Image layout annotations
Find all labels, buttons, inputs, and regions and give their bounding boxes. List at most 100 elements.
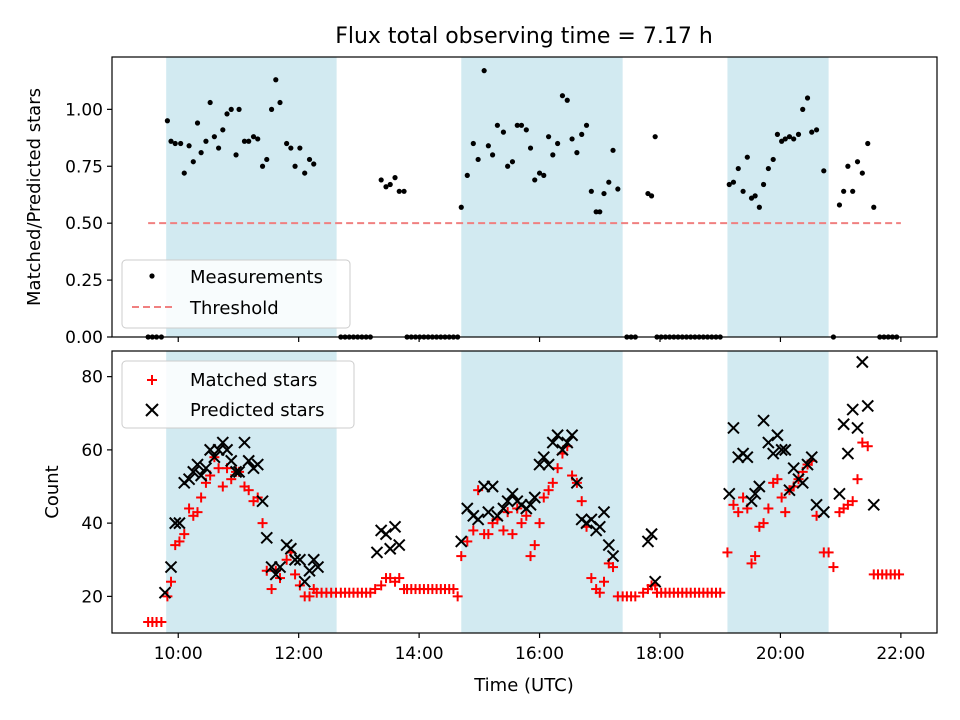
- predicted-point: [542, 458, 555, 471]
- top-y-axis: 0.00 0.25 0.50 0.75 1.00: [65, 100, 112, 348]
- measurement-point: [569, 136, 575, 142]
- matched-point: [525, 551, 536, 562]
- predicted-point: [225, 454, 238, 468]
- matched-point: [304, 591, 315, 602]
- matched-point: [290, 569, 301, 580]
- predicted-series: [158, 355, 880, 599]
- measurement-point: [292, 163, 298, 169]
- predicted-point-b: [766, 447, 780, 460]
- measurement-point: [804, 95, 811, 101]
- measurement-point: [481, 68, 487, 74]
- predicted-point: [455, 535, 468, 548]
- predicted-point: [194, 469, 208, 482]
- predicted-point-b: [251, 458, 264, 471]
- predicted-point-b: [293, 553, 307, 566]
- matched-point: [722, 547, 733, 558]
- legend-matched-marker: [147, 375, 157, 385]
- measurement-point: [306, 156, 313, 163]
- predicted-point-b: [225, 454, 238, 468]
- matched-point: [547, 477, 558, 488]
- matched-point: [586, 573, 597, 584]
- legend-matched-label: Matched stars: [190, 370, 317, 391]
- measurement-point: [854, 159, 861, 165]
- matched-point: [196, 492, 207, 503]
- predicted-point-b: [506, 487, 519, 501]
- matched-point: [828, 562, 839, 573]
- measurement-point: [744, 154, 750, 160]
- predicted-point-b: [158, 586, 172, 599]
- measurement-point: [297, 145, 303, 151]
- matched-point: [156, 617, 167, 628]
- measurement-point: [168, 138, 174, 144]
- measurement-point: [593, 209, 599, 215]
- measurement-point: [264, 156, 270, 163]
- measurement-point: [786, 134, 793, 140]
- predicted-point: [783, 483, 796, 497]
- measurement-point: [541, 172, 547, 178]
- measurement-point: [765, 165, 771, 172]
- matched-point: [243, 485, 254, 496]
- predicted-point-b: [851, 421, 864, 435]
- matched-point: [516, 518, 527, 529]
- bottom-y-label: Count: [42, 465, 63, 518]
- predicted-point: [856, 355, 869, 369]
- predicted-point: [164, 560, 178, 574]
- predicted-point-b: [232, 465, 246, 479]
- predicted-point: [216, 436, 230, 449]
- predicted-point-b: [307, 553, 320, 566]
- legend-predicted-marker: [145, 403, 159, 417]
- predicted-point: [303, 564, 316, 577]
- matched-point: [862, 441, 873, 452]
- legend-threshold-label: Threshold: [189, 298, 279, 319]
- bottom-legend: Matched stars Predicted stars: [121, 360, 355, 429]
- predicted-point: [471, 513, 485, 526]
- predicted-point-b: [796, 476, 809, 490]
- measurement-point: [564, 97, 570, 103]
- measurement-point: [514, 122, 520, 128]
- predicted-point: [771, 429, 784, 442]
- predicted-point-b: [723, 487, 736, 501]
- predicted-point-b: [570, 476, 584, 490]
- chart-title: Flux total observing time = 7.17 h: [335, 24, 713, 49]
- measurement-point: [489, 152, 496, 158]
- predicted-point-b: [551, 429, 564, 442]
- bottom-x-tick-label: 22:00: [876, 644, 925, 664]
- measurement-point: [164, 118, 171, 124]
- predicted-point: [379, 527, 393, 541]
- measurement-point: [583, 122, 590, 128]
- measurement-point: [800, 106, 806, 112]
- predicted-point-b: [208, 451, 221, 464]
- predicted-point: [861, 399, 874, 413]
- bottom-x-tick-label: 10:00: [154, 644, 203, 664]
- measurement-point: [255, 136, 261, 142]
- measurement-point: [233, 152, 239, 158]
- predicted-point: [307, 553, 320, 566]
- predicted-point: [293, 553, 307, 566]
- predicted-point: [528, 491, 541, 504]
- measurement-point: [726, 181, 732, 188]
- matched-point: [507, 529, 518, 540]
- matched-point: [772, 474, 783, 485]
- measurement-point: [220, 127, 226, 133]
- bottom-y-tick-label: 20: [81, 587, 103, 607]
- measurement-point: [845, 163, 851, 169]
- predicted-point-b: [238, 436, 251, 449]
- top-y-label: Matched/Predicted stars: [24, 88, 45, 306]
- predicted-point-b: [298, 575, 311, 588]
- measurement-point: [836, 202, 843, 208]
- predicted-point-b: [256, 494, 269, 508]
- predicted-point: [775, 443, 788, 457]
- measurement-point: [250, 134, 257, 140]
- measurement-point: [246, 138, 252, 144]
- predicted-point-b: [787, 461, 800, 475]
- matched-point: [217, 481, 228, 492]
- predicted-point-b: [370, 546, 384, 559]
- measurement-point: [236, 106, 242, 112]
- measurement-point: [791, 136, 797, 142]
- predicted-point: [837, 418, 850, 431]
- predicted-point: [606, 549, 620, 563]
- measurement-point: [401, 188, 407, 194]
- bottom-y-tick-label: 60: [81, 441, 103, 461]
- predicted-point: [370, 546, 384, 559]
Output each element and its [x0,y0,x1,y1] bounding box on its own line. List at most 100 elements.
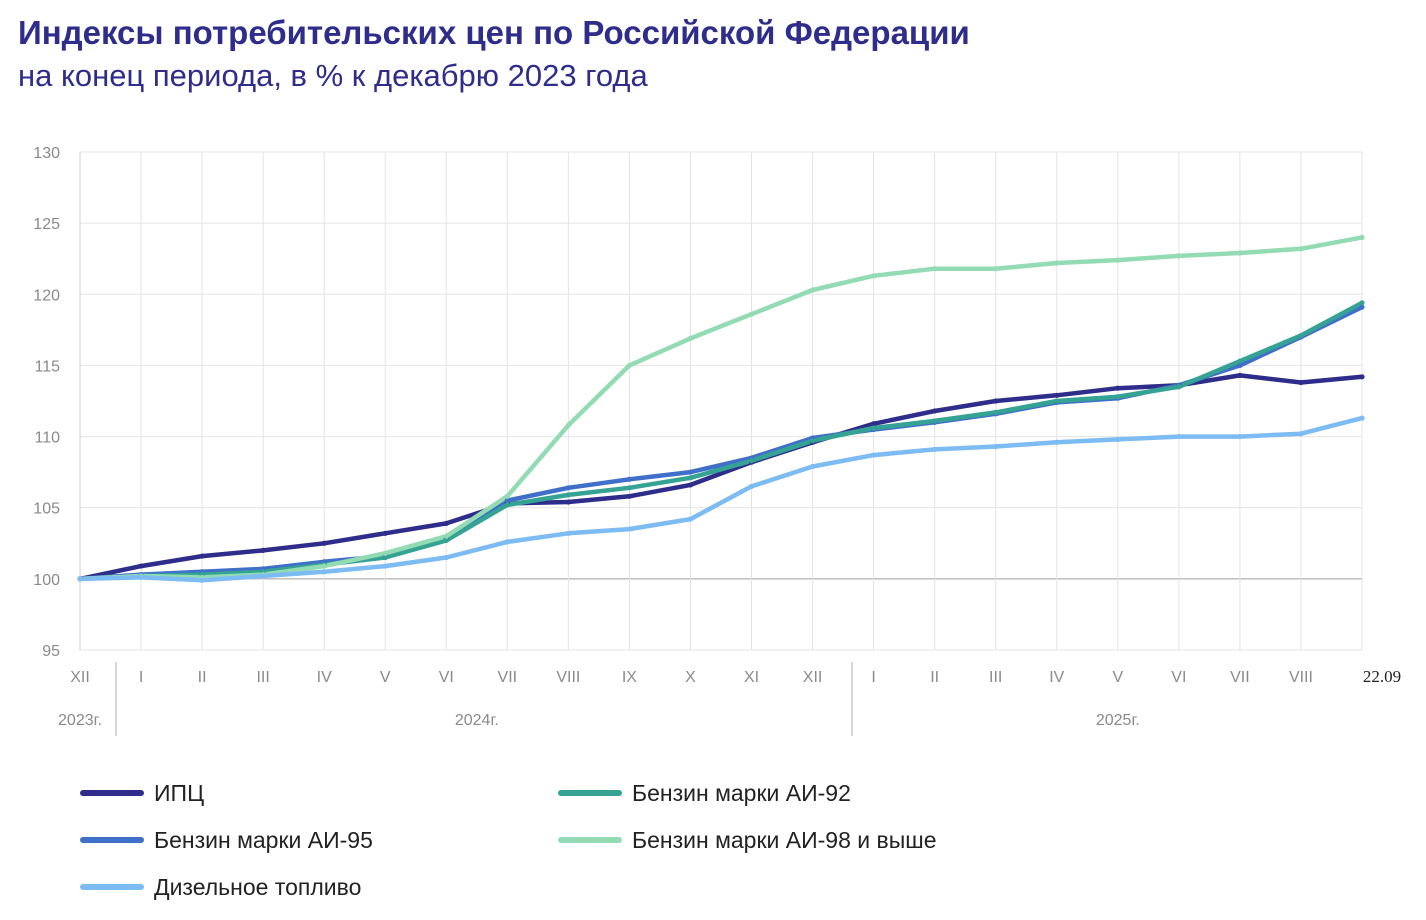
x-tick-label-3: III [256,669,269,686]
x-tick-label-20: VIII [1289,669,1313,686]
series-points [77,234,1365,583]
data-point-s2-6 [443,537,449,544]
x-tick-label-6: VI [439,669,454,686]
data-point-s4-12 [809,463,816,470]
data-point-s4-21 [1359,415,1365,421]
x-tick-label-12: XII [803,669,823,686]
data-point-s2-16 [1054,398,1060,404]
data-point-s3-8 [565,422,571,428]
y-tick-label-100: 100 [33,572,60,589]
data-point-s0-8 [565,499,571,505]
x-tick-label-15: III [989,669,1002,686]
data-point-s4-7 [504,539,510,545]
y-tick-label-115: 115 [34,358,60,375]
data-point-s4-1 [138,574,144,581]
series-line-1 [77,304,1365,582]
x-tick-label-0: XII [70,669,90,686]
data-point-s2-9 [626,485,633,491]
data-point-s3-6 [443,533,449,539]
data-point-s4-16 [1054,439,1060,445]
data-point-s2-11 [748,458,755,464]
data-point-s0-2 [199,553,205,559]
data-point-s0-21 [1359,374,1365,380]
x-tick-label-21: 22.09 [1363,667,1401,686]
data-point-s4-6 [443,554,449,561]
data-point-s2-18 [1176,384,1182,390]
data-point-s4-15 [993,443,999,450]
data-point-s0-20 [1298,379,1304,386]
y-tick-label-120: 120 [33,287,60,304]
data-point-s3-18 [1176,253,1182,259]
chart-subtitle: на конец периода, в % к декабрю 2023 год… [18,58,648,93]
series-line-2 [77,300,1365,582]
data-point-s1-9 [626,476,633,482]
data-point-s4-20 [1298,431,1304,437]
data-point-s3-20 [1298,246,1304,252]
data-point-s1-8 [565,485,571,491]
chart-title: Индексы потребительских цен по Российско… [18,14,970,51]
data-point-s2-17 [1115,394,1121,400]
data-point-s3-19 [1237,250,1243,256]
x-tick-label-10: X [685,669,696,686]
data-point-s1-19 [1237,362,1243,369]
data-point-s4-13 [871,452,877,458]
data-point-s0-13 [871,421,877,427]
data-point-s3-7 [504,493,510,499]
data-point-s0-17 [1115,385,1121,391]
data-point-s4-17 [1115,436,1121,443]
data-point-s3-17 [1115,257,1121,263]
data-point-s3-10 [687,335,694,341]
y-tick-label-110: 110 [34,430,60,447]
data-point-s4-18 [1176,433,1182,440]
data-point-s3-14 [932,266,938,272]
data-point-s4-19 [1237,433,1243,440]
data-point-s4-4 [321,569,327,575]
data-point-s2-19 [1237,358,1243,364]
data-point-s4-0 [77,576,83,582]
year-label-2: 2025г. [1096,712,1140,729]
data-point-s0-5 [382,530,388,536]
year-label-0: 2023г. [58,712,102,729]
data-point-s2-7 [504,502,510,508]
data-point-s3-15 [993,266,999,272]
data-point-s4-3 [260,573,266,579]
data-point-s2-13 [871,425,877,431]
data-point-s1-10 [687,469,694,475]
data-point-s2-12 [809,438,816,444]
data-point-s1-21 [1359,304,1365,310]
y-tick-label-95: 95 [42,643,60,660]
x-tick-label-1: I [139,669,143,686]
data-point-s4-2 [199,577,205,583]
data-point-s2-10 [687,475,694,481]
data-point-s0-19 [1237,372,1243,378]
data-point-s0-3 [260,547,266,554]
data-point-s2-21 [1359,300,1365,306]
data-point-s3-5 [382,550,388,556]
data-point-s3-9 [626,362,633,369]
data-point-s1-7 [504,498,510,504]
y-tick-label-130: 130 [33,145,60,162]
series-line-4 [77,415,1365,583]
data-point-s0-15 [993,398,999,404]
data-point-s0-16 [1054,392,1060,398]
data-point-s2-14 [932,418,938,424]
year-label-1: 2024г. [455,712,499,729]
data-point-s4-11 [748,483,755,489]
series-lines [77,235,1365,583]
x-tick-label-14: II [930,669,939,686]
x-tick-label-19: VII [1230,669,1250,686]
y-tick-label-105: 105 [33,501,60,518]
data-point-s2-20 [1298,332,1304,339]
data-point-s4-8 [565,530,571,536]
data-point-s4-14 [932,446,938,452]
data-point-s2-5 [382,554,388,561]
data-point-s0-1 [138,563,144,569]
x-tick-label-16: IV [1049,669,1064,686]
grid [79,151,1363,651]
x-tick-label-8: VIII [556,669,580,686]
x-tick-label-11: XI [744,669,759,686]
series-line-3 [77,235,1365,582]
y-tick-label-125: 125 [33,216,60,233]
x-tick-label-7: VII [498,669,518,686]
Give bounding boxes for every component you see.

§ THE PROBLEM
Update the lines of the rows, starting at the line that has "- predicted-point: [542, 458, 555, 471]" and stopping after the line that has "- bottom-y-label: Count: [42, 465, 63, 518]", so that "measurement-point" becomes "measured-point" wherever it appears. Give back only those lines, with nothing else changed.

§ REPLY TO THE EXERCISE
- predicted-point: [542, 458, 555, 471]
- top-y-axis: 0.00 0.25 0.50 0.75 1.00: [65, 100, 112, 348]
- measured-point: [569, 136, 575, 142]
- matched-point: [525, 551, 536, 562]
- predicted-point: [225, 454, 238, 468]
- matched-point: [304, 591, 315, 602]
- matched-point: [290, 569, 301, 580]
- predicted-series: [158, 355, 880, 599]
- measured-point: [292, 163, 298, 169]
- predicted-point-b: [766, 447, 780, 460]
- measured-point: [804, 95, 811, 101]
- measured-point: [481, 68, 487, 74]
- predicted-point: [455, 535, 468, 548]
- predicted-point: [194, 469, 208, 482]
- predicted-point-b: [251, 458, 264, 471]
- predicted-point-b: [293, 553, 307, 566]
- matched-point: [722, 547, 733, 558]
- legend-matched-marker: [147, 375, 157, 385]
- measured-point: [306, 156, 313, 163]
- predicted-point-b: [225, 454, 238, 468]
- matched-point: [547, 477, 558, 488]
- matched-point: [586, 573, 597, 584]
- legend-matched-label: Matched stars: [190, 370, 317, 391]
- measured-point: [854, 159, 861, 165]
- matched-point: [196, 492, 207, 503]
- predicted-point-b: [506, 487, 519, 501]
- matched-point: [828, 562, 839, 573]
- measured-point: [744, 154, 750, 160]
- predicted-point-b: [158, 586, 172, 599]
- measured-point: [297, 145, 303, 151]
- matched-point: [156, 617, 167, 628]
- measured-point: [168, 138, 174, 144]
- measured-point: [593, 209, 599, 215]
- measured-point: [264, 156, 270, 163]
- measured-point: [786, 134, 793, 140]
- predicted-point: [783, 483, 796, 497]
- measured-point: [541, 172, 547, 178]
- measured-point: [765, 165, 771, 172]
- matched-point: [243, 485, 254, 496]
- predicted-point-b: [851, 421, 864, 435]
- matched-point: [516, 518, 527, 529]
- bottom-y-label: Count: [42, 465, 63, 518]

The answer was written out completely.